[Start RECORDS PROVIDED]

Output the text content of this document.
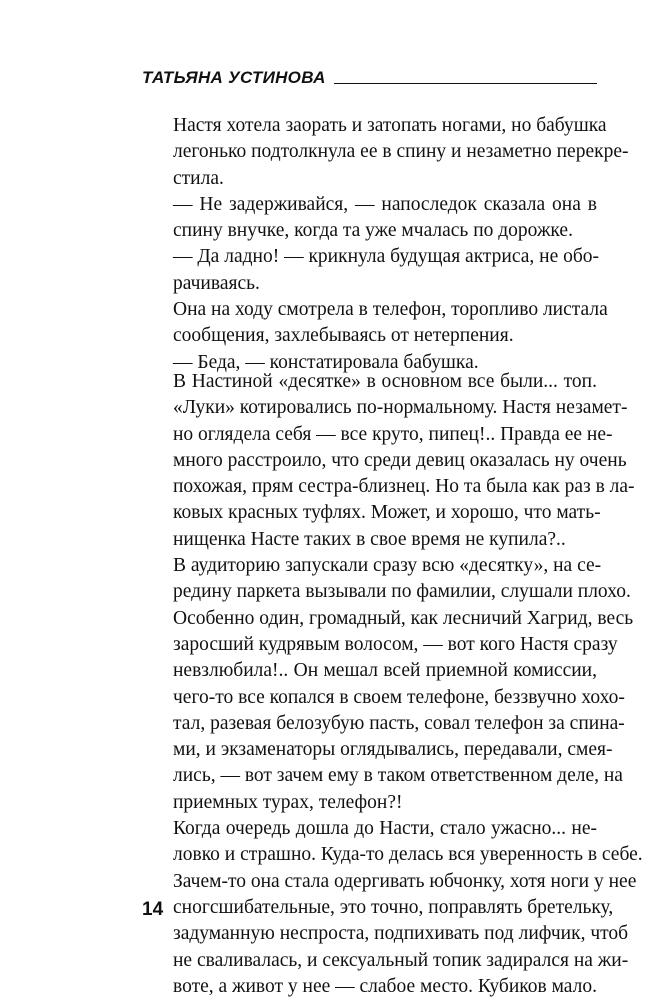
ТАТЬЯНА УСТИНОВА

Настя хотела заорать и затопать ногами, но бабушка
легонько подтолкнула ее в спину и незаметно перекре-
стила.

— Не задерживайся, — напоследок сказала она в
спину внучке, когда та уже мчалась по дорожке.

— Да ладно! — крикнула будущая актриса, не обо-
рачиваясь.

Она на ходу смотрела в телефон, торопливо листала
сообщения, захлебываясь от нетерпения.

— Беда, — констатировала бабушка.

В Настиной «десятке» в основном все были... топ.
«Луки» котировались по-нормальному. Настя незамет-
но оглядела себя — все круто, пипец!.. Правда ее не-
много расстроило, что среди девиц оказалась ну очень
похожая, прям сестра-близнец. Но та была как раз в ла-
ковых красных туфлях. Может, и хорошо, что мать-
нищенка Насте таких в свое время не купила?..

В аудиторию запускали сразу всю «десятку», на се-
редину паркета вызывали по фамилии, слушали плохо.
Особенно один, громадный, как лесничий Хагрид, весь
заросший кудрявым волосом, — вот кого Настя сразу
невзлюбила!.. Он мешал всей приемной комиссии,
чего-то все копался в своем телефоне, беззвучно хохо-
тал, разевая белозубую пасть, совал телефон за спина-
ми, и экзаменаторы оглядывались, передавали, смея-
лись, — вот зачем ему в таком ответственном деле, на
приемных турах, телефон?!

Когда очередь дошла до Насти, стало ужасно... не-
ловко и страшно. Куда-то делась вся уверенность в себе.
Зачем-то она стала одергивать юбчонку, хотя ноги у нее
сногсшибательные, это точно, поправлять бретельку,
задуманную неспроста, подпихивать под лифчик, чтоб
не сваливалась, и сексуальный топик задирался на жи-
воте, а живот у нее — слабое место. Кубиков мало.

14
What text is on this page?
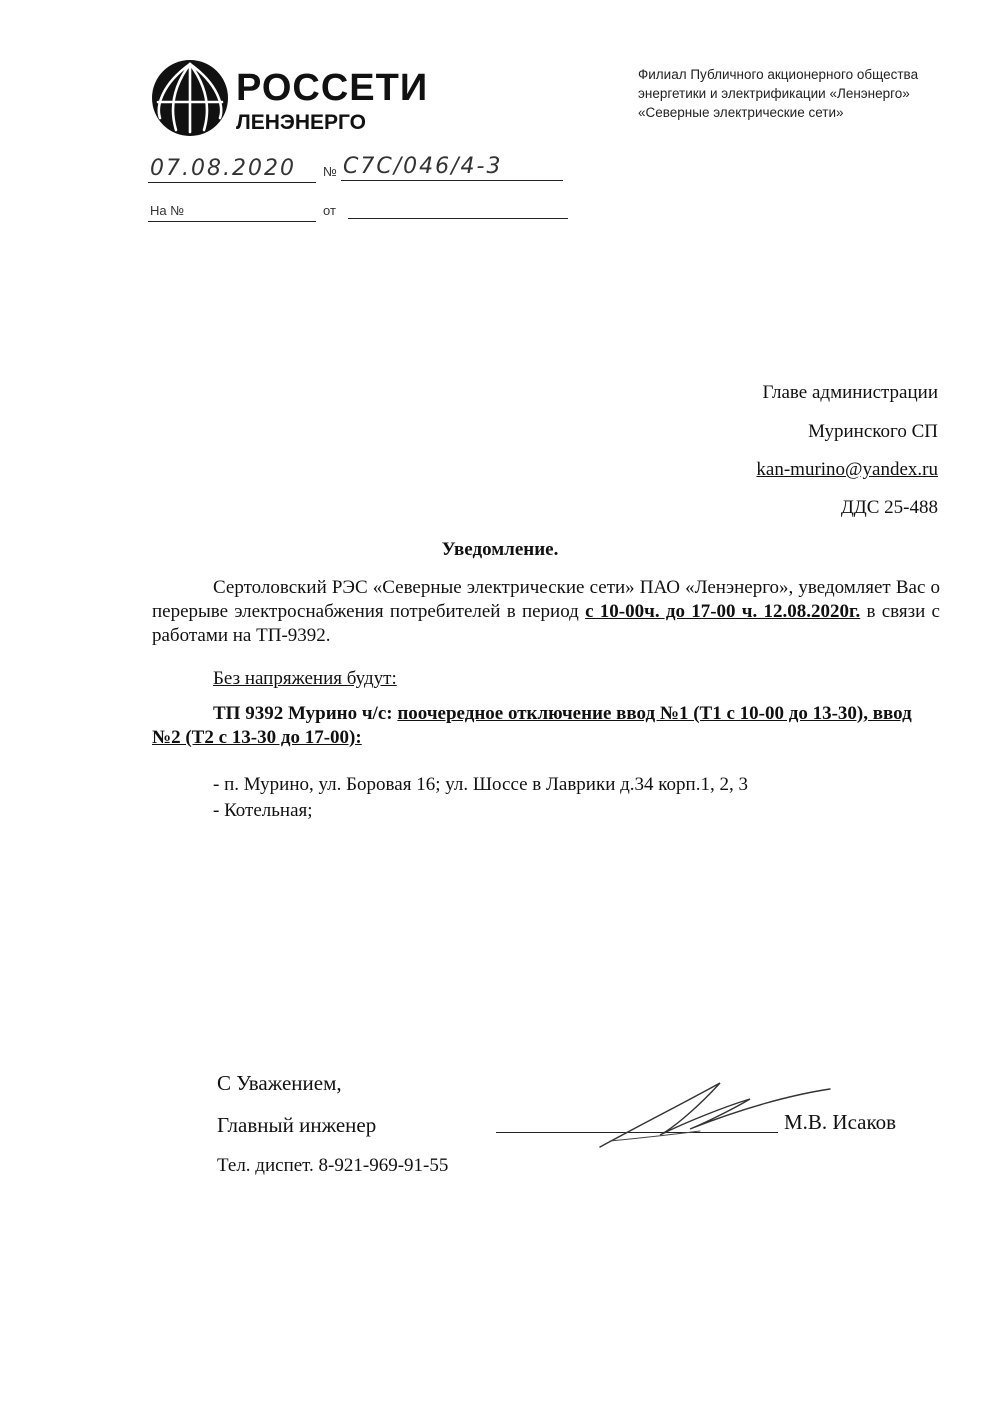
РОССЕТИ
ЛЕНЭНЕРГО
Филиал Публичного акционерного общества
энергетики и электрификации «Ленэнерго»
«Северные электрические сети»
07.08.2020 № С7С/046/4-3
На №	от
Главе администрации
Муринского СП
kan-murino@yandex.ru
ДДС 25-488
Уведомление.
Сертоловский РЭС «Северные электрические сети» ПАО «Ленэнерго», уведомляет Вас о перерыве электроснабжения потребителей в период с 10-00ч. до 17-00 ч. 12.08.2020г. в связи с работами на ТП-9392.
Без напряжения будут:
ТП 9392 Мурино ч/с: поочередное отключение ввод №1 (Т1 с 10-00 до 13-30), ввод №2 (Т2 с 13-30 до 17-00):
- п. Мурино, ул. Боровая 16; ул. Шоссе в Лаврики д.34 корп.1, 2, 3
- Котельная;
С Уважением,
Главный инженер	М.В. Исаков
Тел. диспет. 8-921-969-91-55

[End RECORDS PROVIDED]
[Start RECORDS PROVIDED]

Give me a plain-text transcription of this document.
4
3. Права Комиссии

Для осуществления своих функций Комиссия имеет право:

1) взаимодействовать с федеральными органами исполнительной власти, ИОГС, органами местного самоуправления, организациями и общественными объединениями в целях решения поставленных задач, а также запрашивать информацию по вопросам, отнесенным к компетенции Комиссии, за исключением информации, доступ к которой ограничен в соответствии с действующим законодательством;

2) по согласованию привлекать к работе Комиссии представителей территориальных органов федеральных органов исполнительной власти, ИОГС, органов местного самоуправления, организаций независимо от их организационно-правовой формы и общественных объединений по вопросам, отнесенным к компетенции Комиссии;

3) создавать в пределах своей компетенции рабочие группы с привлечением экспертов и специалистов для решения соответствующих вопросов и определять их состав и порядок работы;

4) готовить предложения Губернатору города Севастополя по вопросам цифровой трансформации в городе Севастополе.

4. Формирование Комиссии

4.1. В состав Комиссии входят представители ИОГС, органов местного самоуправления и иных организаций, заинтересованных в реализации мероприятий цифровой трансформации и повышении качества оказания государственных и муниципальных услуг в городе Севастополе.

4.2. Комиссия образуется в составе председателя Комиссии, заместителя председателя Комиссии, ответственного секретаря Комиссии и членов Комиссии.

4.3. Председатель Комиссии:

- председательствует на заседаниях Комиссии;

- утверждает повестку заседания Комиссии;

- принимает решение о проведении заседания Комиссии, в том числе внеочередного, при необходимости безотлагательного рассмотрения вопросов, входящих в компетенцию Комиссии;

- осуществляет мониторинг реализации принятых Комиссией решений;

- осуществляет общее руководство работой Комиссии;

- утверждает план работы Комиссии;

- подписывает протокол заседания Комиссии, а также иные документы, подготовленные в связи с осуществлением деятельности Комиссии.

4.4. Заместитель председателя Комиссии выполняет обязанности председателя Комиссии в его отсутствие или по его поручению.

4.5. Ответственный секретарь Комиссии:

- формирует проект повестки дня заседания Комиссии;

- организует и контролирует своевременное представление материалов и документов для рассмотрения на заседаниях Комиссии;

[End RECORDS PROVIDED]

_TASK GOAL_
Copy all lines of the listing above that contain the string "Северные".

_THE RESPONSE_
«Северные электрические сети»
Сертоловский РЭС «Северные электрические сети» ПАО «Ленэнерго», уведомляет Вас о перерыве электроснабжения потребителей в период с 10-00ч. до 17-00 ч. 12.08.2020г. в связи с работами на ТП-9392.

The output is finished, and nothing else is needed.